> [What is being asked]:
Rewrite the entries below with every "elements" swapped for "items", leaving the rest unchanged. Omit the pictures from your answer.

[START Record excerpts]

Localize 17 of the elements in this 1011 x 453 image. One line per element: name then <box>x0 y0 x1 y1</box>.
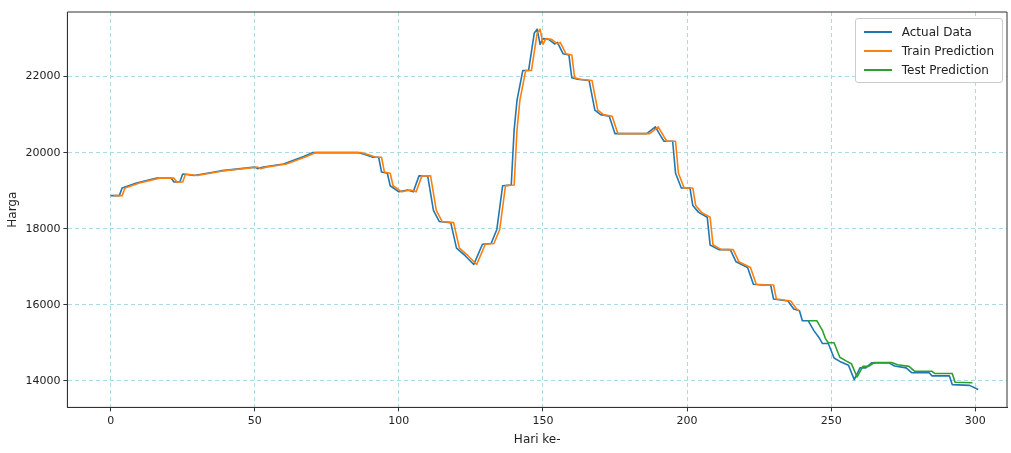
x-tick-label: 0 <box>107 413 115 427</box>
y-tick-label: 22000 <box>25 69 61 83</box>
x-tick-label: 150 <box>532 413 554 427</box>
legend-label: Actual Data <box>901 24 972 39</box>
legend-label: Train Prediction <box>901 43 994 58</box>
x-tick-label: 50 <box>247 413 262 427</box>
y-axis-title: Harga <box>5 191 20 228</box>
x-axis-title: Hari ke- <box>513 431 561 446</box>
legend-label: Test Prediction <box>901 62 989 77</box>
x-tick-label: 250 <box>820 413 842 427</box>
y-tick-label: 18000 <box>25 221 61 235</box>
y-tick-label: 20000 <box>25 145 61 159</box>
y-tick-label: 14000 <box>25 373 61 387</box>
y-tick-label: 16000 <box>25 297 61 311</box>
x-tick-label: 300 <box>964 413 986 427</box>
x-tick-label: 100 <box>388 413 410 427</box>
x-tick-label: 200 <box>676 413 698 427</box>
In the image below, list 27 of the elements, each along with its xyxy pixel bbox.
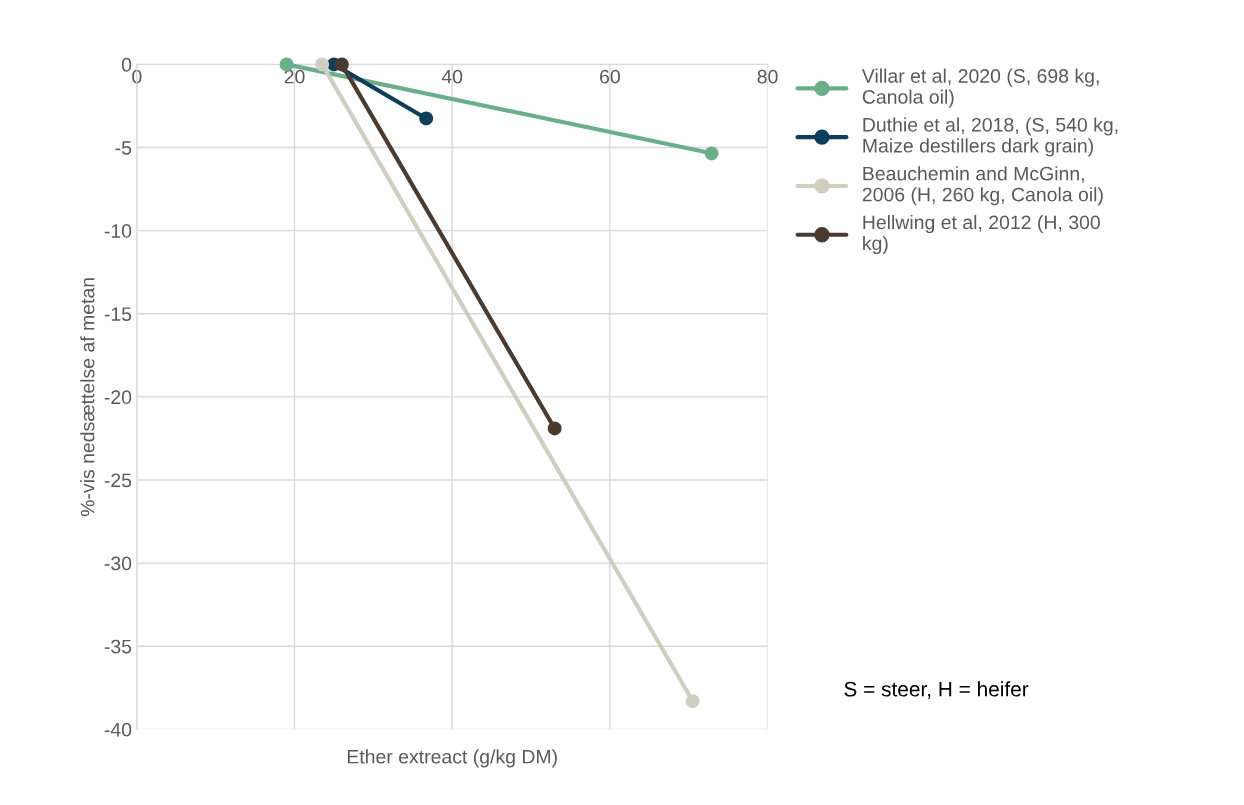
legend-label: Beauchemin and McGinn, 2006 (H, 260 kg, Canola oil) — [862, 166, 1103, 206]
legend-label: Duthie et al, 2018, (S, 540 kg, Maize destillers dark grain) — [863, 117, 1118, 157]
y-tick-label: -40 — [104, 722, 132, 737]
y-tick-label: -15 — [104, 307, 132, 321]
y-tick-label: -30 — [104, 556, 132, 571]
x-tick-label: 60 — [600, 69, 620, 84]
x-tick-label: 0 — [132, 69, 142, 84]
point — [419, 111, 434, 126]
y-tick-label: -25 — [104, 473, 132, 488]
y-axis-title: %-vis nedsættelse af metan — [80, 278, 95, 517]
x-tick-label: 40 — [441, 69, 463, 84]
text: S = steer, H = heifer — [844, 681, 1029, 699]
point — [704, 146, 719, 161]
y-tick-label: -5 — [115, 141, 132, 155]
point — [315, 57, 330, 72]
x-tick-label: 80 — [757, 69, 778, 84]
legend-label: Hellwing et al, 2012 (H, 300 kg) — [863, 214, 1100, 255]
x-axis-title: Ether extreact (g/kg DM) — [347, 749, 557, 768]
y-tick-label: -10 — [104, 224, 132, 238]
legend-label: Villar et al, 2020 (S, 698 kg, Canola oil) — [861, 68, 1099, 108]
y-tick-label: -35 — [104, 639, 132, 654]
point — [547, 421, 562, 436]
y-tick-label: -20 — [104, 390, 132, 405]
x-tick-label: 20 — [284, 69, 305, 84]
point — [334, 57, 349, 72]
y-tick-label: 0 — [121, 57, 132, 72]
point — [685, 694, 700, 709]
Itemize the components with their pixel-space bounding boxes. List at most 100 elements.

[END Record excerpts]

> [Task output]:
Localize 17 of the items in this 1011 x 453 image. One line per element: name then <box>x0 y0 x1 y1</box>.
x-tick-label: 0 <box>107 413 115 427</box>
y-tick-label: 22000 <box>25 69 61 83</box>
x-tick-label: 150 <box>532 413 554 427</box>
legend-label: Actual Data <box>901 24 972 39</box>
legend-label: Train Prediction <box>901 43 994 58</box>
x-tick-label: 50 <box>247 413 262 427</box>
y-axis-title: Harga <box>5 191 20 228</box>
x-axis-title: Hari ke- <box>513 431 561 446</box>
legend-label: Test Prediction <box>901 62 989 77</box>
x-tick-label: 250 <box>820 413 842 427</box>
y-tick-label: 18000 <box>25 221 61 235</box>
y-tick-label: 20000 <box>25 145 61 159</box>
y-tick-label: 14000 <box>25 373 61 387</box>
y-tick-label: 16000 <box>25 297 61 311</box>
x-tick-label: 300 <box>964 413 986 427</box>
x-tick-label: 100 <box>388 413 410 427</box>
x-tick-label: 200 <box>676 413 698 427</box>
In the image below, list 27 of the items, each along with its xyxy pixel bbox.
legend-label: Beauchemin and McGinn, 2006 (H, 260 kg, Canola oil) — [862, 166, 1103, 206]
legend-label: Duthie et al, 2018, (S, 540 kg, Maize destillers dark grain) — [863, 117, 1118, 157]
y-tick-label: -40 — [104, 722, 132, 737]
y-tick-label: -15 — [104, 307, 132, 321]
y-tick-label: -30 — [104, 556, 132, 571]
x-tick-label: 60 — [600, 69, 620, 84]
x-tick-label: 0 — [132, 69, 142, 84]
point — [419, 111, 434, 126]
y-tick-label: -25 — [104, 473, 132, 488]
y-axis-title: %-vis nedsættelse af metan — [80, 278, 95, 517]
x-tick-label: 40 — [441, 69, 463, 84]
text: S = steer, H = heifer — [844, 681, 1029, 699]
point — [704, 146, 719, 161]
y-tick-label: -5 — [115, 141, 132, 155]
point — [315, 57, 330, 72]
x-tick-label: 80 — [757, 69, 778, 84]
legend-label: Hellwing et al, 2012 (H, 300 kg) — [863, 214, 1100, 255]
x-axis-title: Ether extreact (g/kg DM) — [347, 749, 557, 768]
y-tick-label: -10 — [104, 224, 132, 238]
legend-label: Villar et al, 2020 (S, 698 kg, Canola oil) — [861, 68, 1099, 108]
y-tick-label: -35 — [104, 639, 132, 654]
point — [547, 421, 562, 436]
y-tick-label: -20 — [104, 390, 132, 405]
x-tick-label: 20 — [284, 69, 305, 84]
point — [334, 57, 349, 72]
y-tick-label: 0 — [121, 57, 132, 72]
point — [685, 694, 700, 709]
Itemize the components with their pixel-space bounding boxes. List at most 100 items.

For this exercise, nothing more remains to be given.